Written request:
Show all lines from the data that include the word "more".

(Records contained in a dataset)
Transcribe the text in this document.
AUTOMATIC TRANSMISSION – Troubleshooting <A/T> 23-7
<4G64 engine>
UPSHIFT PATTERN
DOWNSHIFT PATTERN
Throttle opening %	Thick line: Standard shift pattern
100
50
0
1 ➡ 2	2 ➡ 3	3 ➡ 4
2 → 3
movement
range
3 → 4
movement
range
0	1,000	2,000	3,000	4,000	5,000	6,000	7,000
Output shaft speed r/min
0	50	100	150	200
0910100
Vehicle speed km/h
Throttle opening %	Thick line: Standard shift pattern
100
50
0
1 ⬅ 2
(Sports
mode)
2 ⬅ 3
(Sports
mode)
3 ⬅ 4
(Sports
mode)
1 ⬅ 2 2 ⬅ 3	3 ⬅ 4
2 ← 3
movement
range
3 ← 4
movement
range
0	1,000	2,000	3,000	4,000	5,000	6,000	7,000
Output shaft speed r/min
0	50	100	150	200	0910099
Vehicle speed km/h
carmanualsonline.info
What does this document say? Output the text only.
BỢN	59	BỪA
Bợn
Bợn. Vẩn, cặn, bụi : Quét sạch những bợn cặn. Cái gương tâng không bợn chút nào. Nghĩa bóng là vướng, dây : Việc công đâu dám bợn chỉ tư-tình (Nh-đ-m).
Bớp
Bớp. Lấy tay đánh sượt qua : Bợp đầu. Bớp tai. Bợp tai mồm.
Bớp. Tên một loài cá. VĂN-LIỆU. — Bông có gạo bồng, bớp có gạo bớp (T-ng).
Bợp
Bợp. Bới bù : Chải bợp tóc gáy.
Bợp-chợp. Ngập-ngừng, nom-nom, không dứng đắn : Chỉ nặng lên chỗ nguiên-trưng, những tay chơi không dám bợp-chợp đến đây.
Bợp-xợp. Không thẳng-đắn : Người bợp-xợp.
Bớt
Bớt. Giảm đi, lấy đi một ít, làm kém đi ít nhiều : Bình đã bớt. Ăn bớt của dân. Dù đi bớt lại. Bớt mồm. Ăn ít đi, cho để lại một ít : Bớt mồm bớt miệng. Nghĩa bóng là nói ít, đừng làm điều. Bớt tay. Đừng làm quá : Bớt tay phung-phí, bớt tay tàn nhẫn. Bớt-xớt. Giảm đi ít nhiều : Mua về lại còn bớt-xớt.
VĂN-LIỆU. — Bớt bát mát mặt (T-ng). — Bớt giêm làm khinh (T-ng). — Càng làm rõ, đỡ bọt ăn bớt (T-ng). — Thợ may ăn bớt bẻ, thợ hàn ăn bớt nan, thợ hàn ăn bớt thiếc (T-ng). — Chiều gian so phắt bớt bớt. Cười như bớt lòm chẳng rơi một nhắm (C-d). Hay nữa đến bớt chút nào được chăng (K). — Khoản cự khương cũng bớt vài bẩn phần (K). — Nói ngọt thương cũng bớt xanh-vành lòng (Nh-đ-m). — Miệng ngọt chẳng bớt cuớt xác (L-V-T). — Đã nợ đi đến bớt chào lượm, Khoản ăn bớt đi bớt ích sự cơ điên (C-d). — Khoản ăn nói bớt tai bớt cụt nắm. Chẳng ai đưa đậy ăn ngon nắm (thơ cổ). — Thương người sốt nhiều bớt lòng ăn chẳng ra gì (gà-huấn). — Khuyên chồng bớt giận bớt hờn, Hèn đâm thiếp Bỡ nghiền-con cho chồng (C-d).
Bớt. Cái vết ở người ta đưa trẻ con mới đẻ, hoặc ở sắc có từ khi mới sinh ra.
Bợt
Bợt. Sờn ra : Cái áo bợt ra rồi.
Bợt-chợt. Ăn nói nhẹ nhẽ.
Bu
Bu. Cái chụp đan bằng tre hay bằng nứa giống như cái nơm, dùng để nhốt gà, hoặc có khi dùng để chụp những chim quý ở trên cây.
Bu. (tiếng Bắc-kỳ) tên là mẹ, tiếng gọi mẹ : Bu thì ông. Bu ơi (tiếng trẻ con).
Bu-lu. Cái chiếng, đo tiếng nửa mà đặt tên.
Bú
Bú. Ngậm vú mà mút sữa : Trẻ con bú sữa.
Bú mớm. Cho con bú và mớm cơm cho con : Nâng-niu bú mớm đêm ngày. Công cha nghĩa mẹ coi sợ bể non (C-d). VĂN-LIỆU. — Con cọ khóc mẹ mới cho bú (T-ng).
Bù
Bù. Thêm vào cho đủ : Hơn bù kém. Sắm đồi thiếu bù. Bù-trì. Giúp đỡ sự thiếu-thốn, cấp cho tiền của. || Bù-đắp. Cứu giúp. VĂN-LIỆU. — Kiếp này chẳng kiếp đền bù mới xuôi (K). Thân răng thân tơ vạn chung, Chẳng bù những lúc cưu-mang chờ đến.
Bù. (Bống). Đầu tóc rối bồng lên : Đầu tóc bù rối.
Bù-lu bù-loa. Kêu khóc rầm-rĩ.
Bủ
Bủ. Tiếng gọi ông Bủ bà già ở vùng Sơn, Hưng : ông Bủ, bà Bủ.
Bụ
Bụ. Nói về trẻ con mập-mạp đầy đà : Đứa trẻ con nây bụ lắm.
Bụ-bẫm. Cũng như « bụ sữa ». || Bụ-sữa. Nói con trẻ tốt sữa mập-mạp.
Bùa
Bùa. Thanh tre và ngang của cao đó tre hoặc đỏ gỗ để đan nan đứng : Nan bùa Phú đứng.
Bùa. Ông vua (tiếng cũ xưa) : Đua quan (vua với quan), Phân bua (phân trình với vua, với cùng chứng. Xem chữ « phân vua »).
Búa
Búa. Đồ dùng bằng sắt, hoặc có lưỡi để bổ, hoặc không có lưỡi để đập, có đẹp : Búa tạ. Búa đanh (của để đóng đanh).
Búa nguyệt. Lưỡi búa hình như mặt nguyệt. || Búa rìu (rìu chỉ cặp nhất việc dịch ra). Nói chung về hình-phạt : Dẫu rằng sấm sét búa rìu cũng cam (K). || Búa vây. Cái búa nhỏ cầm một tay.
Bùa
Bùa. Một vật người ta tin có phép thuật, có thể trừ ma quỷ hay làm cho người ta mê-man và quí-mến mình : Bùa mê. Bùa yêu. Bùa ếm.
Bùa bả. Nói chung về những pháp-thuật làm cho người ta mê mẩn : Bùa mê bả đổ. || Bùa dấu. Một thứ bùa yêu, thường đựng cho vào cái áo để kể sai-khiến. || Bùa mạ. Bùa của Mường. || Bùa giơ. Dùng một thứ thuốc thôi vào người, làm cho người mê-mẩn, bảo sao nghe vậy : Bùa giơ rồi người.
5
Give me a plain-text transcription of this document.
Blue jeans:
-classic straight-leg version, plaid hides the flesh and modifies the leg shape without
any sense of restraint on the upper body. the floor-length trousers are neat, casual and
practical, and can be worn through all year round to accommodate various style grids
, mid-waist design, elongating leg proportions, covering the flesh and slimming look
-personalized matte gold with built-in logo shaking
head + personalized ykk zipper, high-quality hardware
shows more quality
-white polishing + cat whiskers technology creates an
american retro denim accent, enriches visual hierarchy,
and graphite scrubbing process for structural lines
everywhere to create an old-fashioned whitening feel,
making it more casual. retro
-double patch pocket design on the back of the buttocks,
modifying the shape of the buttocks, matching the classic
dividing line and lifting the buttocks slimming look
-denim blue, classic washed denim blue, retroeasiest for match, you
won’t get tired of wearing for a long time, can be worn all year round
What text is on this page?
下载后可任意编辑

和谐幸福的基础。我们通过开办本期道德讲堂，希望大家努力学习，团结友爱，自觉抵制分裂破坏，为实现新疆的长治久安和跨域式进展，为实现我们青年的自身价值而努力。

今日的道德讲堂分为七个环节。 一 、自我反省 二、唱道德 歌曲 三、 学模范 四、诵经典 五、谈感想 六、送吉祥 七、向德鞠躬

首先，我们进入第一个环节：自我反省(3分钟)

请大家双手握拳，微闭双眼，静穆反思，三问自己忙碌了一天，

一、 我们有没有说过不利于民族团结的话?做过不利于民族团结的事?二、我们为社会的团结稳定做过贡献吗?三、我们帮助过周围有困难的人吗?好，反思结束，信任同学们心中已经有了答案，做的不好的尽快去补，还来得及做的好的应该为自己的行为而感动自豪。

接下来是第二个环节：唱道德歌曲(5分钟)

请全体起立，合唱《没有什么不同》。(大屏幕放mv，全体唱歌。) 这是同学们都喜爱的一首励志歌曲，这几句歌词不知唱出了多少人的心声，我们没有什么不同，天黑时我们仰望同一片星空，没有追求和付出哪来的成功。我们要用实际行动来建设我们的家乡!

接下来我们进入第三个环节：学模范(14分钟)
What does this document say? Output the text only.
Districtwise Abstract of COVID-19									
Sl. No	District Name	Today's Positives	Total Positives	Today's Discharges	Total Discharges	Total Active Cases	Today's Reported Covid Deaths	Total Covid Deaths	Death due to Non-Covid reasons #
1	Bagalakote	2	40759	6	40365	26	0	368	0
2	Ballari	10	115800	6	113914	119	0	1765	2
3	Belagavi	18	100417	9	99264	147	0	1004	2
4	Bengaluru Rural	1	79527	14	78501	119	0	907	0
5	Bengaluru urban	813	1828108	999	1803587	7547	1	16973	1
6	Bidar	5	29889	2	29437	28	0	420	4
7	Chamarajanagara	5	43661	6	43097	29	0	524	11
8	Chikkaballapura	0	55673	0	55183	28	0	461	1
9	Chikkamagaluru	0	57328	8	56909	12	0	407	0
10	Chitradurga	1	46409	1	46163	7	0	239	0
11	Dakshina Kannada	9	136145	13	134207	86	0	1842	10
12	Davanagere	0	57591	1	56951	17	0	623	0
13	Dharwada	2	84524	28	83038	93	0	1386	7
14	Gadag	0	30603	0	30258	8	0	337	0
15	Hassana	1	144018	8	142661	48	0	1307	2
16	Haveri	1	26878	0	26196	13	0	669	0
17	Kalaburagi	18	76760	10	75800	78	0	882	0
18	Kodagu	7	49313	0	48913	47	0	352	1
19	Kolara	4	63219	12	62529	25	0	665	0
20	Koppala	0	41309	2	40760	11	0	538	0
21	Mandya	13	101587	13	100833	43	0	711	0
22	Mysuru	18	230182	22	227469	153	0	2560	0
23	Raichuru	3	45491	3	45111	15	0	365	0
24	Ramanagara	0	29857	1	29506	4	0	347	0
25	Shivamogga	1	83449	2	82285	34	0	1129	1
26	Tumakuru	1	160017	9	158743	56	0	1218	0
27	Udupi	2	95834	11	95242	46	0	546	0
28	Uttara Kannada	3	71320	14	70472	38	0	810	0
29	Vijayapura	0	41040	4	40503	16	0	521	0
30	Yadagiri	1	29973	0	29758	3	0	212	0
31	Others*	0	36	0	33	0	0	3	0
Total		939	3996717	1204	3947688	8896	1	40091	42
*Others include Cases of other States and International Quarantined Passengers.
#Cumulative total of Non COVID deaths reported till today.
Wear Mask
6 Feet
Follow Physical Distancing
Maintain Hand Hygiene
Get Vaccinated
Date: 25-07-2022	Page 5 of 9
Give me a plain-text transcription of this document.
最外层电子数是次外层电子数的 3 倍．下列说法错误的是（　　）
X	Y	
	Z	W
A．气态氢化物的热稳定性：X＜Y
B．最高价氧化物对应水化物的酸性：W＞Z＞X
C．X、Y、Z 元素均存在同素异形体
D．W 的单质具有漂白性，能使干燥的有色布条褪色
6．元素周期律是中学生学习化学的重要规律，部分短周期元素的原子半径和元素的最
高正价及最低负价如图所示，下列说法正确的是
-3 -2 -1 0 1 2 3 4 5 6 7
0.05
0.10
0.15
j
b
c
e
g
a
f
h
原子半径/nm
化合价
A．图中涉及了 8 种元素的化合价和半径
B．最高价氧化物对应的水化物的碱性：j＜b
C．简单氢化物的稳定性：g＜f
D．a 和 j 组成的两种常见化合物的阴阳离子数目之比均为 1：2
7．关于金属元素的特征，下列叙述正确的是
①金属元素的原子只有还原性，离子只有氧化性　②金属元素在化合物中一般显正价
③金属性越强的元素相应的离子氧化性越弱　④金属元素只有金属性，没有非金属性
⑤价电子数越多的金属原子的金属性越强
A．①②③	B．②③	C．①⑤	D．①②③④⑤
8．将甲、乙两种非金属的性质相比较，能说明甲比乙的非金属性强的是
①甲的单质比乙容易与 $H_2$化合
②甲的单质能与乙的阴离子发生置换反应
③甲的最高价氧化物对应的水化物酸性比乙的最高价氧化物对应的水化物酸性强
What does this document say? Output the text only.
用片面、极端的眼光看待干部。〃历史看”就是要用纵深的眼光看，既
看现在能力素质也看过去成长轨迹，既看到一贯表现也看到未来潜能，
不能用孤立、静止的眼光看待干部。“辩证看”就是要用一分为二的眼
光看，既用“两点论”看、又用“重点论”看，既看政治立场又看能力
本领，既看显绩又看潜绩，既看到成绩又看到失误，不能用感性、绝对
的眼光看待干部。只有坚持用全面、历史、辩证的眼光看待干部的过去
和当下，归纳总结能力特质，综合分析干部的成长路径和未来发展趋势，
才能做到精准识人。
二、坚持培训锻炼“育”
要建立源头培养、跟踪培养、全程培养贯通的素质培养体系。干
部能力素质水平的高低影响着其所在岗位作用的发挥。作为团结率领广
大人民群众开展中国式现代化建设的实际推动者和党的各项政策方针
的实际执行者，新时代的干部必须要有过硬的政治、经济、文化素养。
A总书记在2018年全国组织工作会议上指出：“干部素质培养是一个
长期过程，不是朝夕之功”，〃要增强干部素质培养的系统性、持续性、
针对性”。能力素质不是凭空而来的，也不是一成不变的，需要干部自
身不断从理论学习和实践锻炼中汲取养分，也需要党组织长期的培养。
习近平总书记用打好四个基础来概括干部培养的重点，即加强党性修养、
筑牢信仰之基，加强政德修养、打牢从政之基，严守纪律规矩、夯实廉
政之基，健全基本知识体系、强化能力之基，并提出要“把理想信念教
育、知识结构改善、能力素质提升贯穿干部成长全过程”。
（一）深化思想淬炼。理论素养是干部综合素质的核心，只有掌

Solution to the problem:
shows more quality
making it more casual. retro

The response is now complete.